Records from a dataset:
== == ==

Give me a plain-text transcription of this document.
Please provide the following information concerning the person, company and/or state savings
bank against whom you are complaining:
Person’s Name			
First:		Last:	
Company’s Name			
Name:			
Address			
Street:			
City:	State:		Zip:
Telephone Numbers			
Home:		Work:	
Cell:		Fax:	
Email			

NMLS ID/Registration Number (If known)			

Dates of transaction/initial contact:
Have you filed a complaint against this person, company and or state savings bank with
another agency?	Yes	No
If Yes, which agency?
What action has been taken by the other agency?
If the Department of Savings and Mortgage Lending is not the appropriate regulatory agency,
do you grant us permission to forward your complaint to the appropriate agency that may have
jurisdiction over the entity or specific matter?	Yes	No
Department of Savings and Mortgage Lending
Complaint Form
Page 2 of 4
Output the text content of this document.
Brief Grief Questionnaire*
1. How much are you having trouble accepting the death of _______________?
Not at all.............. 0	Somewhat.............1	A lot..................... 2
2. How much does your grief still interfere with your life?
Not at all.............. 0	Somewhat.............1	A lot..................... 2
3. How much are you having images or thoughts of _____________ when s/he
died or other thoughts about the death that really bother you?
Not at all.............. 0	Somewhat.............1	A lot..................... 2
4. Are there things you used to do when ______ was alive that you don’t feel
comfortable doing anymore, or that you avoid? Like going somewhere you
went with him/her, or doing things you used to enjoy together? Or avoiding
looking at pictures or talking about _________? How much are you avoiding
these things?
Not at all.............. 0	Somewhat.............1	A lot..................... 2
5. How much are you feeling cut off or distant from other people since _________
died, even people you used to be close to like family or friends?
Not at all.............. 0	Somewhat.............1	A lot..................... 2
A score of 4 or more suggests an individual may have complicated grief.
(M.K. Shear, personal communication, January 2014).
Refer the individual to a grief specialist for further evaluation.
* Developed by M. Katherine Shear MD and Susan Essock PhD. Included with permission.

== == ==

▸ **Exercise requirements**
Extract all of the data exactly as written.

▸ **Completed task**
Give me a plain-text transcription of this document.
Please provide the following information concerning the person, company and/or state savings
bank against whom you are complaining:
Person’s Name			
First:		Last:	
Company’s Name			
Name:			
Address			
Street:			
City:	State:		Zip:
Telephone Numbers			
Home:		Work:	
Cell:		Fax:	
Email			

NMLS ID/Registration Number (If known)			

Dates of transaction/initial contact:
Have you filed a complaint against this person, company and or state savings bank with
another agency?	Yes	No
If Yes, which agency?
What action has been taken by the other agency?
If the Department of Savings and Mortgage Lending is not the appropriate regulatory agency,
do you grant us permission to forward your complaint to the appropriate agency that may have
jurisdiction over the entity or specific matter?	Yes	No
Department of Savings and Mortgage Lending
Complaint Form
Page 2 of 4
Output the text content of this document.
Brief Grief Questionnaire*
1. How much are you having trouble accepting the death of _______________?
Not at all.............. 0	Somewhat.............1	A lot..................... 2
2. How much does your grief still interfere with your life?
Not at all.............. 0	Somewhat.............1	A lot..................... 2
3. How much are you having images or thoughts of _____________ when s/he
died or other thoughts about the death that really bother you?
Not at all.............. 0	Somewhat.............1	A lot..................... 2
4. Are there things you used to do when ______ was alive that you don’t feel
comfortable doing anymore, or that you avoid? Like going somewhere you
went with him/her, or doing things you used to enjoy together? Or avoiding
looking at pictures or talking about _________? How much are you avoiding
these things?
Not at all.............. 0	Somewhat.............1	A lot..................... 2
5. How much are you feeling cut off or distant from other people since _________
died, even people you used to be close to like family or friends?
Not at all.............. 0	Somewhat.............1	A lot..................... 2
A score of 4 or more suggests an individual may have complicated grief.
(M.K. Shear, personal communication, January 2014).
Refer the individual to a grief specialist for further evaluation.
* Developed by M. Katherine Shear MD and Susan Essock PhD. Included with permission.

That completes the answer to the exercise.